WHAT THE TASK ASKS:
Write the data out again in full, with no departure from the original.
--- start of EXCERPTED DATA ---
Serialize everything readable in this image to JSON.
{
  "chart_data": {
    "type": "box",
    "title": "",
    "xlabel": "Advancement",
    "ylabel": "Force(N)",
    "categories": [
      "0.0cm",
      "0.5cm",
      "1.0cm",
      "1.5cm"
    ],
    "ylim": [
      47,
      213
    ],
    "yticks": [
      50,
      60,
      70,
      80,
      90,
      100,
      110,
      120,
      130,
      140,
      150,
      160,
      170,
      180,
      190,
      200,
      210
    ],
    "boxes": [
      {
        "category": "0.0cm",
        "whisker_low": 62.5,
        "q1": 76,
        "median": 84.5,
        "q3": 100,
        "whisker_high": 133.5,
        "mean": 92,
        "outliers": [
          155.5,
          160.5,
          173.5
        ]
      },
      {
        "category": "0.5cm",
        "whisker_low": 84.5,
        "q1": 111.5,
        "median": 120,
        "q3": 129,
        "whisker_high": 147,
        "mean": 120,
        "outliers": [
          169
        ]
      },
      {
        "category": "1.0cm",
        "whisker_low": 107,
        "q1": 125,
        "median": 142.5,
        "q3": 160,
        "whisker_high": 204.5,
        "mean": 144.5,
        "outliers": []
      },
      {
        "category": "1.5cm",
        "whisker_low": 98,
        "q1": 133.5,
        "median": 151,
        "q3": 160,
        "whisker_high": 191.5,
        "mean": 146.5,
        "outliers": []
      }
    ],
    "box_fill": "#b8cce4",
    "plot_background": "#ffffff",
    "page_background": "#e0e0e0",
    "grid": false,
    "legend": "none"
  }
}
--- end of EXCERPTED DATA ---
CORRECT ANSWER:
Serialize everything readable in this image to JSON.
{
  "chart_data": {
    "type": "box",
    "title": "",
    "xlabel": "Advancement",
    "ylabel": "Force(N)",
    "categories": [
      "0.0cm",
      "0.5cm",
      "1.0cm",
      "1.5cm"
    ],
    "ylim": [
      47,
      213
    ],
    "yticks": [
      50,
      60,
      70,
      80,
      90,
      100,
      110,
      120,
      130,
      140,
      150,
      160,
      170,
      180,
      190,
      200,
      210
    ],
    "boxes": [
      {
        "category": "0.0cm",
        "whisker_low": 62.5,
        "q1": 76,
        "median": 84.5,
        "q3": 100,
        "whisker_high": 133.5,
        "mean": 92,
        "outliers": [
          155.5,
          160.5,
          173.5
        ]
      },
      {
        "category": "0.5cm",
        "whisker_low": 84.5,
        "q1": 111.5,
        "median": 120,
        "q3": 129,
        "whisker_high": 147,
        "mean": 120,
        "outliers": [
          169
        ]
      },
      {
        "category": "1.0cm",
        "whisker_low": 107,
        "q1": 125,
        "median": 142.5,
        "q3": 160,
        "whisker_high": 204.5,
        "mean": 144.5,
        "outliers": []
      },
      {
        "category": "1.5cm",
        "whisker_low": 98,
        "q1": 133.5,
        "median": 151,
        "q3": 160,
        "whisker_high": 191.5,
        "mean": 146.5,
        "outliers": []
      }
    ],
    "box_fill": "#b8cce4",
    "plot_background": "#ffffff",
    "page_background": "#e0e0e0",
    "grid": false,
    "legend": "none"
  }
}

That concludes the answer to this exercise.